# WORK TO BE COMPLETED
Wherever the string "торговый" appears in a line, extract that line.

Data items
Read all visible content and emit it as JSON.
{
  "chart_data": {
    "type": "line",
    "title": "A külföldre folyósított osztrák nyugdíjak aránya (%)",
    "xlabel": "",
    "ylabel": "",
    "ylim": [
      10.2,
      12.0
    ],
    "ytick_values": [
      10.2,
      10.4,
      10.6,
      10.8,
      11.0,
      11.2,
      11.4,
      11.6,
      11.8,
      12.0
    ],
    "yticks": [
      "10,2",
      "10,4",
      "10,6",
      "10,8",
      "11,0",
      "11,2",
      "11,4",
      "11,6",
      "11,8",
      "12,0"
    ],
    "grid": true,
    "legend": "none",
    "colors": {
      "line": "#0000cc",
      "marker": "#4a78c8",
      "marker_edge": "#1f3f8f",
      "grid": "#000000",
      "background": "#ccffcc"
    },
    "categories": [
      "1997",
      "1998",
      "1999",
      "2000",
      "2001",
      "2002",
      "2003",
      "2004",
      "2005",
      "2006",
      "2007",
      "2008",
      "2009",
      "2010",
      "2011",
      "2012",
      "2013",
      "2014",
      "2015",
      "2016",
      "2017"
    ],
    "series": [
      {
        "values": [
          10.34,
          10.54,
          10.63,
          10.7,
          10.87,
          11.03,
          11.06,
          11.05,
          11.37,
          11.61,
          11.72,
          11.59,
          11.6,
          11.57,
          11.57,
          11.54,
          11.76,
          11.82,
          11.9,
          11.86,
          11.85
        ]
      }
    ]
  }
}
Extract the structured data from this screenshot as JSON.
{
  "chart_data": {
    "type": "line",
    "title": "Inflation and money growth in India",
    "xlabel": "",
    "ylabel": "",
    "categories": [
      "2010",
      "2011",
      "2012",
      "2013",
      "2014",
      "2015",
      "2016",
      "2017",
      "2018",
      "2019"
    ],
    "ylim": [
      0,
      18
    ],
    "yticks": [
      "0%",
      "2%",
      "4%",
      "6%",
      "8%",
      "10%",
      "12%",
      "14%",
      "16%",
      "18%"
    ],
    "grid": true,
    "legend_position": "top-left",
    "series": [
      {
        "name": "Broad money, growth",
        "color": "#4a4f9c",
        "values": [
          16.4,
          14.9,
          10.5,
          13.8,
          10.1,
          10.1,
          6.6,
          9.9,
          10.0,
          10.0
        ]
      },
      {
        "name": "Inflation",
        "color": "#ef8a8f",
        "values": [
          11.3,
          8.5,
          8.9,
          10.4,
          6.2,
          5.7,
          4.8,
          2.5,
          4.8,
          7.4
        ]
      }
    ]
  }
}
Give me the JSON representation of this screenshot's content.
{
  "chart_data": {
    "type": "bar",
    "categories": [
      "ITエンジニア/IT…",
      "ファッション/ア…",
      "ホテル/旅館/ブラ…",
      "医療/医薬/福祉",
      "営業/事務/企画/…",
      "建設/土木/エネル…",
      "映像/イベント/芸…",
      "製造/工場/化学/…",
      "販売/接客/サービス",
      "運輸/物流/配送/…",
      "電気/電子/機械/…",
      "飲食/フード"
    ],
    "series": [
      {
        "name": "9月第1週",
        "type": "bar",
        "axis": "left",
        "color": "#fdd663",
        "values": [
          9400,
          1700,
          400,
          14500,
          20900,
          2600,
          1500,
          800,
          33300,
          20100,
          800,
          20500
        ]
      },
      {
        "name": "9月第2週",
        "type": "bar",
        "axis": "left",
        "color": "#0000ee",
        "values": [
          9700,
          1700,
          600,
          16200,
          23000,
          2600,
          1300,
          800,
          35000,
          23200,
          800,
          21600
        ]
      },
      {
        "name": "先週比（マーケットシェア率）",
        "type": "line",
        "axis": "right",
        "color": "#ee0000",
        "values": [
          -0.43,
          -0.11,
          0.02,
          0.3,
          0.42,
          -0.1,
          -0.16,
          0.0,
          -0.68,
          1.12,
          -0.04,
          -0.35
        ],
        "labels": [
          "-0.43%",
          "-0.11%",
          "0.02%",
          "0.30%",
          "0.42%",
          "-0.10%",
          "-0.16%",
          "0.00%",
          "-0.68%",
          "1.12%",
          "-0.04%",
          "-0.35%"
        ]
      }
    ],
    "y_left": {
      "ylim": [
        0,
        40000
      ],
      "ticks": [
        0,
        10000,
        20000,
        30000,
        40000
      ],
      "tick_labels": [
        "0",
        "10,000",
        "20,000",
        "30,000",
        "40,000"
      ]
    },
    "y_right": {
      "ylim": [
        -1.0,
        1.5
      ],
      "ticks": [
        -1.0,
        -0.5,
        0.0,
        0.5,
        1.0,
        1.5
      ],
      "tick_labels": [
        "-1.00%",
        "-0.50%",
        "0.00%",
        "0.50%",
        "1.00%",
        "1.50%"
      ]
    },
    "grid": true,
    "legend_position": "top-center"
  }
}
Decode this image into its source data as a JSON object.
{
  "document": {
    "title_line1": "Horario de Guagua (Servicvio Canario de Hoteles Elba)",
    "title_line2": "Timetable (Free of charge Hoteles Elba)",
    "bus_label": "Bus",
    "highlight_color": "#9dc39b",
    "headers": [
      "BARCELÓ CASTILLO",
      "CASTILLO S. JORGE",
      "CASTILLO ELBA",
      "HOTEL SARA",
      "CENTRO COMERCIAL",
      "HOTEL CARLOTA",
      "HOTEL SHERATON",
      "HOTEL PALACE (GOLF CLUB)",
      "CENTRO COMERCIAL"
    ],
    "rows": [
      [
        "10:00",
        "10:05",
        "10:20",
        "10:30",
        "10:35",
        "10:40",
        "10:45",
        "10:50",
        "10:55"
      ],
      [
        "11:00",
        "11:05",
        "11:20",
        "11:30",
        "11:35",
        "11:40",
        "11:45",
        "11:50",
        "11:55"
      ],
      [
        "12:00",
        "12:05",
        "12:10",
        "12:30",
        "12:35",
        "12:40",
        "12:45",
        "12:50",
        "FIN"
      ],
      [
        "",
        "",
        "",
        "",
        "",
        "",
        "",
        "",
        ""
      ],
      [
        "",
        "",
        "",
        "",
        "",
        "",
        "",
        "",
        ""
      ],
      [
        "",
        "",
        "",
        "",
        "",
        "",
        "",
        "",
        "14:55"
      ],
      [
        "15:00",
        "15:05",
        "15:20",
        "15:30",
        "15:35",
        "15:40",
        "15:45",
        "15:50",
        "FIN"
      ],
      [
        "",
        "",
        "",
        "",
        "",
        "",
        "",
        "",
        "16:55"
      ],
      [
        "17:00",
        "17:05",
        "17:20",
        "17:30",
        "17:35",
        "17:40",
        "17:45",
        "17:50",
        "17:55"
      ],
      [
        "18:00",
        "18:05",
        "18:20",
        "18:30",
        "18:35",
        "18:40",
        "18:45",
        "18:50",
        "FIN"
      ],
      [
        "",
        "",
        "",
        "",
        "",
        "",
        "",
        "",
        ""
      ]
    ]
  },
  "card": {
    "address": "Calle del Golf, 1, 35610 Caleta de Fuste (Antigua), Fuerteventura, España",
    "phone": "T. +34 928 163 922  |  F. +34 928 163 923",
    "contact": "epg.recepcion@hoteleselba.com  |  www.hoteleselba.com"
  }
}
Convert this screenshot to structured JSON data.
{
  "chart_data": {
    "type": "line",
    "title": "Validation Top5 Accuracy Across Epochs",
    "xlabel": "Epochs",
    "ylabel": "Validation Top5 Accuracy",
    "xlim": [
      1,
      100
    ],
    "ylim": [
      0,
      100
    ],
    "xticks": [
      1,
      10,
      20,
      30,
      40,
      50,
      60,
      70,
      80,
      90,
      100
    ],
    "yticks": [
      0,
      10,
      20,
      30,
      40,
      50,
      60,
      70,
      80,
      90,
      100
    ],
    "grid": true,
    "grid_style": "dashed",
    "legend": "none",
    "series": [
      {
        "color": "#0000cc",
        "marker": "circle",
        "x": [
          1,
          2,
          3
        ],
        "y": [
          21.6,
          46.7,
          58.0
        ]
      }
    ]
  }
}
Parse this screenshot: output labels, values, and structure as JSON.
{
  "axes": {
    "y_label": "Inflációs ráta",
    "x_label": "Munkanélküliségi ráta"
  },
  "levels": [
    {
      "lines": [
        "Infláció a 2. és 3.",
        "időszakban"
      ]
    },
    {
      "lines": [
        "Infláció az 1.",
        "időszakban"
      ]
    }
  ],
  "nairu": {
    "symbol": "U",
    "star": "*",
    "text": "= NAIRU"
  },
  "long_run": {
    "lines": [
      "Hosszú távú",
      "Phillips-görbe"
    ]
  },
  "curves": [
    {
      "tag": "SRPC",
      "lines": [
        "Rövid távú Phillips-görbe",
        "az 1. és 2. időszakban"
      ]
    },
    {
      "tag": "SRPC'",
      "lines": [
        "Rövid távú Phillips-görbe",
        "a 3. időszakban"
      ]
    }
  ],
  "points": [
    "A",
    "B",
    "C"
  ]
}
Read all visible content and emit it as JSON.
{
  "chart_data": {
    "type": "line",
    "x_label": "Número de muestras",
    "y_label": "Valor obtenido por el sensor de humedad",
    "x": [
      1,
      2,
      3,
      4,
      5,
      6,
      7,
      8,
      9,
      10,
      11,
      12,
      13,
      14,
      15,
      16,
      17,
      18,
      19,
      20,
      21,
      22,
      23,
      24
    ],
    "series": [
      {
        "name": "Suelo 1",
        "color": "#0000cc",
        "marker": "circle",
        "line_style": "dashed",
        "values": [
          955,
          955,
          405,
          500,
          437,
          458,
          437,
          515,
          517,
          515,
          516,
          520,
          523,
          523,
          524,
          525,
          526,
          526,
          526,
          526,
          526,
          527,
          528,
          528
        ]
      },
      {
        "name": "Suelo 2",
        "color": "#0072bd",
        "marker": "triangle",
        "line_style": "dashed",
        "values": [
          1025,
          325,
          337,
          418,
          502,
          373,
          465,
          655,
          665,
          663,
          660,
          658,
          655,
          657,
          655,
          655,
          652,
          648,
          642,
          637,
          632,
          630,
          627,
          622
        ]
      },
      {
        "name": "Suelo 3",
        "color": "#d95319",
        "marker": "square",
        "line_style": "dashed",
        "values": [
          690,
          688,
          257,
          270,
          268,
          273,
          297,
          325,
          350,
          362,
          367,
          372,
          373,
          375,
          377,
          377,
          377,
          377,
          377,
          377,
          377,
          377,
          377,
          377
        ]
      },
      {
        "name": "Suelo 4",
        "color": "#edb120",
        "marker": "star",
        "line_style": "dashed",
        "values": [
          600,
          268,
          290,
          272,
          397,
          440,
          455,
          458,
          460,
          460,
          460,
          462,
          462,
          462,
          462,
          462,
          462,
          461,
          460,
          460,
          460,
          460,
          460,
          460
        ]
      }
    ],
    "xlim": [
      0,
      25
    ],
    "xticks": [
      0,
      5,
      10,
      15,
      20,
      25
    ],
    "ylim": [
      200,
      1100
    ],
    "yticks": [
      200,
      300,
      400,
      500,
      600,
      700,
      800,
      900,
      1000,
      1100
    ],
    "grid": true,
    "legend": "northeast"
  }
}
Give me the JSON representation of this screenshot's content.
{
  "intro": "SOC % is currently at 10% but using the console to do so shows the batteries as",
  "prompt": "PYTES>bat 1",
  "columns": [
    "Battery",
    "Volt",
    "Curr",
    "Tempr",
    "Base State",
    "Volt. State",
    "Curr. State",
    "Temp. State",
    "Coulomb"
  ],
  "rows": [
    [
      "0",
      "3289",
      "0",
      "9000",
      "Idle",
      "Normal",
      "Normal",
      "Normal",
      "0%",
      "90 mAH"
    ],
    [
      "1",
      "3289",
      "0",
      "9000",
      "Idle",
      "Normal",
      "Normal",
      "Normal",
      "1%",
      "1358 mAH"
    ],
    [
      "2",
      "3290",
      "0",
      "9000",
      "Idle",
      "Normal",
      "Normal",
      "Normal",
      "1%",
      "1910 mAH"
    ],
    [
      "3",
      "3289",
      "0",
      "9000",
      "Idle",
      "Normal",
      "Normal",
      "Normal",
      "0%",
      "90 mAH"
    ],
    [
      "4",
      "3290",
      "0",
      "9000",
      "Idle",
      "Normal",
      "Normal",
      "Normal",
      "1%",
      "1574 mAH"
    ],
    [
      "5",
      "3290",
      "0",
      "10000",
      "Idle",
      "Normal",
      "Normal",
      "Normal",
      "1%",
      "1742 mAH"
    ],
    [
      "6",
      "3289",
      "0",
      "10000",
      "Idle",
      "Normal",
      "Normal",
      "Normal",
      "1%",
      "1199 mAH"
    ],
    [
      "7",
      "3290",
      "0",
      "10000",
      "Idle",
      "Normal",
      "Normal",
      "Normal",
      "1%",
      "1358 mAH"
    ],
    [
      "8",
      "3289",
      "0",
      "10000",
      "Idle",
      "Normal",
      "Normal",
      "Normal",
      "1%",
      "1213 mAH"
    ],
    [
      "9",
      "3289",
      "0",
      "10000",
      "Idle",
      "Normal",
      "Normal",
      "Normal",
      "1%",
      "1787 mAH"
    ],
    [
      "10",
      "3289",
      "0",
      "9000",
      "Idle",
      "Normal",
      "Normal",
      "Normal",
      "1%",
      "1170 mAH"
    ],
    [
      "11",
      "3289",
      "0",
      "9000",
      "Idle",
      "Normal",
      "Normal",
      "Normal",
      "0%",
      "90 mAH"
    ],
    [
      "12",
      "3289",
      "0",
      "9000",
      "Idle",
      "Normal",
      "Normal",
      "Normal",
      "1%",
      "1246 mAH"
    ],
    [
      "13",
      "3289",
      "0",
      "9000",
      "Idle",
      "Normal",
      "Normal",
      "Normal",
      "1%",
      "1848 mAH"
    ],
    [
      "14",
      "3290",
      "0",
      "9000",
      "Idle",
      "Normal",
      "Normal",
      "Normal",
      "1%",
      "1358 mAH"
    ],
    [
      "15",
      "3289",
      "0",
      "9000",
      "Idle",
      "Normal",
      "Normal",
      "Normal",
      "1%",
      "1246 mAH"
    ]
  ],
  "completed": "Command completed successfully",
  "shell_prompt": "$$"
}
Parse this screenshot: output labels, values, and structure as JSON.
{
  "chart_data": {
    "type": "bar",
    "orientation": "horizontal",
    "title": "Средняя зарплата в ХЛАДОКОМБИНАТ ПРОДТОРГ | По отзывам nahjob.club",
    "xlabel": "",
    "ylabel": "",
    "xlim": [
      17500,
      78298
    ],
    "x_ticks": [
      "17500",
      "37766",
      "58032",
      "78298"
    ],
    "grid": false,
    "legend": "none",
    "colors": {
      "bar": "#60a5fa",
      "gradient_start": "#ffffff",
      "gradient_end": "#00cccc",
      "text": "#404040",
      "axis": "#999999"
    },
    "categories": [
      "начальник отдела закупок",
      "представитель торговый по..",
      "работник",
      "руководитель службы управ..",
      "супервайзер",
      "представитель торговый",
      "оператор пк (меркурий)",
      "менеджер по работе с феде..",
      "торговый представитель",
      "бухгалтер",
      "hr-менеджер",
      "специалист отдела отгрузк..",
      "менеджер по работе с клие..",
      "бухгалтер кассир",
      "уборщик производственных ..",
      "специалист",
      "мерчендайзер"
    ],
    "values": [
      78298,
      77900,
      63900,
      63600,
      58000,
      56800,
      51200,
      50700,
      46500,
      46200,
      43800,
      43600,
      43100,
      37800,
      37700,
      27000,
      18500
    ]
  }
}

# EXPECTED OUTPUT
      "представитель торговый по..",
      "представитель торговый",
      "торговый представитель",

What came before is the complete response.